Task to complete:
Reproduce every entry exactly as shown.

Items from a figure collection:
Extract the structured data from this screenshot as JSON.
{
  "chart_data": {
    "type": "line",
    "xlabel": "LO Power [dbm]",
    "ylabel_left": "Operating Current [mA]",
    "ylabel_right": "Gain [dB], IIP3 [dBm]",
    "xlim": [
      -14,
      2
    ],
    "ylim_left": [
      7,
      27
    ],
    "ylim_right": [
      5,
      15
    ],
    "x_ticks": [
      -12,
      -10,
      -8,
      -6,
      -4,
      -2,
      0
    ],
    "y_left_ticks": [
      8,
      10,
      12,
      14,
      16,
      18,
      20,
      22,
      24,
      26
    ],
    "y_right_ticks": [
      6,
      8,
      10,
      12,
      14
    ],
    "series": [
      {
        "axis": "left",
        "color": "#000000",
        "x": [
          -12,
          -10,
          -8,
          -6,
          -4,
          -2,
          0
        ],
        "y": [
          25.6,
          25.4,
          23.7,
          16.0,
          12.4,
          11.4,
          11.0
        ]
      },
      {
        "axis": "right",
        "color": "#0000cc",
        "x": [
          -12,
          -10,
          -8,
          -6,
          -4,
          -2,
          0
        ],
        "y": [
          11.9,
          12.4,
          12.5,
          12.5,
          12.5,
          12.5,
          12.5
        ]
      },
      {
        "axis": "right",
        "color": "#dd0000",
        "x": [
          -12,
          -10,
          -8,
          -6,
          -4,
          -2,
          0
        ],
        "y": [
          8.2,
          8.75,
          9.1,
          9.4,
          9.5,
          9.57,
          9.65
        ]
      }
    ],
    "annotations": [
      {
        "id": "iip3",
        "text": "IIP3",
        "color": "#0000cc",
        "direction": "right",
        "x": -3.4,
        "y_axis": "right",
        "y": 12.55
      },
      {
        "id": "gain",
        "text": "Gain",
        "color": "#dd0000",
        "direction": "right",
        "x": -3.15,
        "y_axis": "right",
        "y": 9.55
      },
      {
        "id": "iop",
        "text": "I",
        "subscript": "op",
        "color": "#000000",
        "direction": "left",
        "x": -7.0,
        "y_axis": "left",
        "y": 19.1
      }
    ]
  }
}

Correct answer:
Extract the structured data from this screenshot as JSON.
{
  "chart_data": {
    "type": "line",
    "xlabel": "LO Power [dbm]",
    "ylabel_left": "Operating Current [mA]",
    "ylabel_right": "Gain [dB], IIP3 [dBm]",
    "xlim": [
      -14,
      2
    ],
    "ylim_left": [
      7,
      27
    ],
    "ylim_right": [
      5,
      15
    ],
    "x_ticks": [
      -12,
      -10,
      -8,
      -6,
      -4,
      -2,
      0
    ],
    "y_left_ticks": [
      8,
      10,
      12,
      14,
      16,
      18,
      20,
      22,
      24,
      26
    ],
    "y_right_ticks": [
      6,
      8,
      10,
      12,
      14
    ],
    "series": [
      {
        "axis": "left",
        "color": "#000000",
        "x": [
          -12,
          -10,
          -8,
          -6,
          -4,
          -2,
          0
        ],
        "y": [
          25.6,
          25.4,
          23.7,
          16.0,
          12.4,
          11.4,
          11.0
        ]
      },
      {
        "axis": "right",
        "color": "#0000cc",
        "x": [
          -12,
          -10,
          -8,
          -6,
          -4,
          -2,
          0
        ],
        "y": [
          11.9,
          12.4,
          12.5,
          12.5,
          12.5,
          12.5,
          12.5
        ]
      },
      {
        "axis": "right",
        "color": "#dd0000",
        "x": [
          -12,
          -10,
          -8,
          -6,
          -4,
          -2,
          0
        ],
        "y": [
          8.2,
          8.75,
          9.1,
          9.4,
          9.5,
          9.57,
          9.65
        ]
      }
    ],
    "annotations": [
      {
        "id": "iip3",
        "text": "IIP3",
        "color": "#0000cc",
        "direction": "right",
        "x": -3.4,
        "y_axis": "right",
        "y": 12.55
      },
      {
        "id": "gain",
        "text": "Gain",
        "color": "#dd0000",
        "direction": "right",
        "x": -3.15,
        "y_axis": "right",
        "y": 9.55
      },
      {
        "id": "iop",
        "text": "I",
        "subscript": "op",
        "color": "#000000",
        "direction": "left",
        "x": -7.0,
        "y_axis": "left",
        "y": 19.1
      }
    ]
  }
}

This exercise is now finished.